## BEGIN GIVEN INFORMATION
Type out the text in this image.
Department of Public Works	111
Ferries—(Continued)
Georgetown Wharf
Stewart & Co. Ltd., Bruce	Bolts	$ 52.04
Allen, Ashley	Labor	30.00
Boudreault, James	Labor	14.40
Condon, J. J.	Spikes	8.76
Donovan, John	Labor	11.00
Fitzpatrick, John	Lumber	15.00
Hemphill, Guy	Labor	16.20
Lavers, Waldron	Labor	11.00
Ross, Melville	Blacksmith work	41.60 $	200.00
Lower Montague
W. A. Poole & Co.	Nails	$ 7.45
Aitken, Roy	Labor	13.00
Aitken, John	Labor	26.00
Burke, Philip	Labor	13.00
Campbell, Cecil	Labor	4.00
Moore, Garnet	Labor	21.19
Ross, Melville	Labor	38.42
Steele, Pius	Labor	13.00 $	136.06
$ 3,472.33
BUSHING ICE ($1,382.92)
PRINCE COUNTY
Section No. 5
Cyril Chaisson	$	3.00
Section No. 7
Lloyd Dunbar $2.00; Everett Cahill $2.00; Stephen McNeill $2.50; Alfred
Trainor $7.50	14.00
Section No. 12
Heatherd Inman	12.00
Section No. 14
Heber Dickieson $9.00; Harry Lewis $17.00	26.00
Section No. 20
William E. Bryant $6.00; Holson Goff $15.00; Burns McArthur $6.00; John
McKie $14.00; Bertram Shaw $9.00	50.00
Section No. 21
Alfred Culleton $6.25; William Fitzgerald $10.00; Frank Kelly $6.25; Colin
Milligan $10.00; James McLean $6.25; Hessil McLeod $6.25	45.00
## END GIVEN INFORMATION
## PROBLEM
Gather every line from the entries above where the word "Melville" appears, and copy them.

## REPLY
Ross, Melville	Blacksmith work	41.60 $	200.00
Ross, Melville	Labor	38.42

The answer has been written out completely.